- _THE INPUT_
★ ★ ★ ★

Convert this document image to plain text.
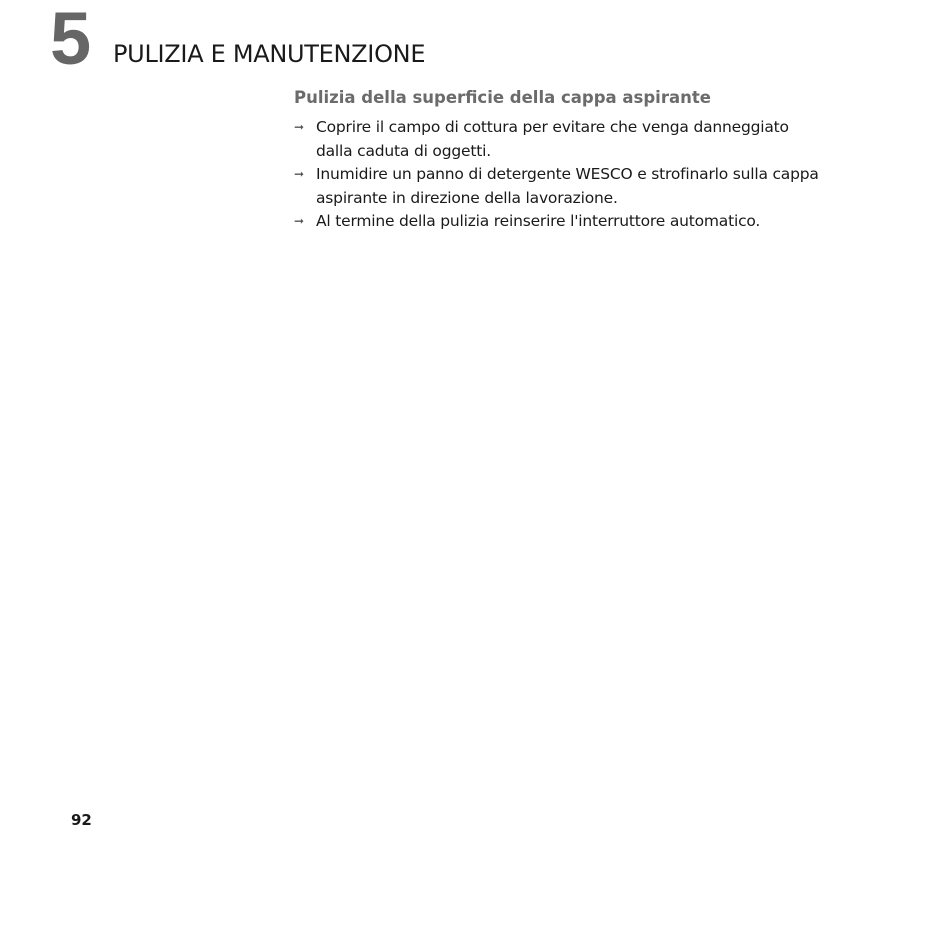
5 PULIZIA E MANUTENZIONE
Pulizia della superficie della cappa aspirante
➞ Coprire il campo di cottura per evitare che venga danneggiato
dalla caduta di oggetti.
➞ Inumidire un panno di detergente WESCO e strofinarlo sulla cappa
aspirante in direzione della lavorazione.
➞ Al termine della pulizia reinserire l'interruttore automatico.
92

★ ★ ★ ★

- _TASK PROMPT_
All lines in the data that contain the word "aspirante" should be copied.

- _EXERCISE OUTPUT_
Pulizia della superficie della cappa aspirante
aspirante in direzione della lavorazione.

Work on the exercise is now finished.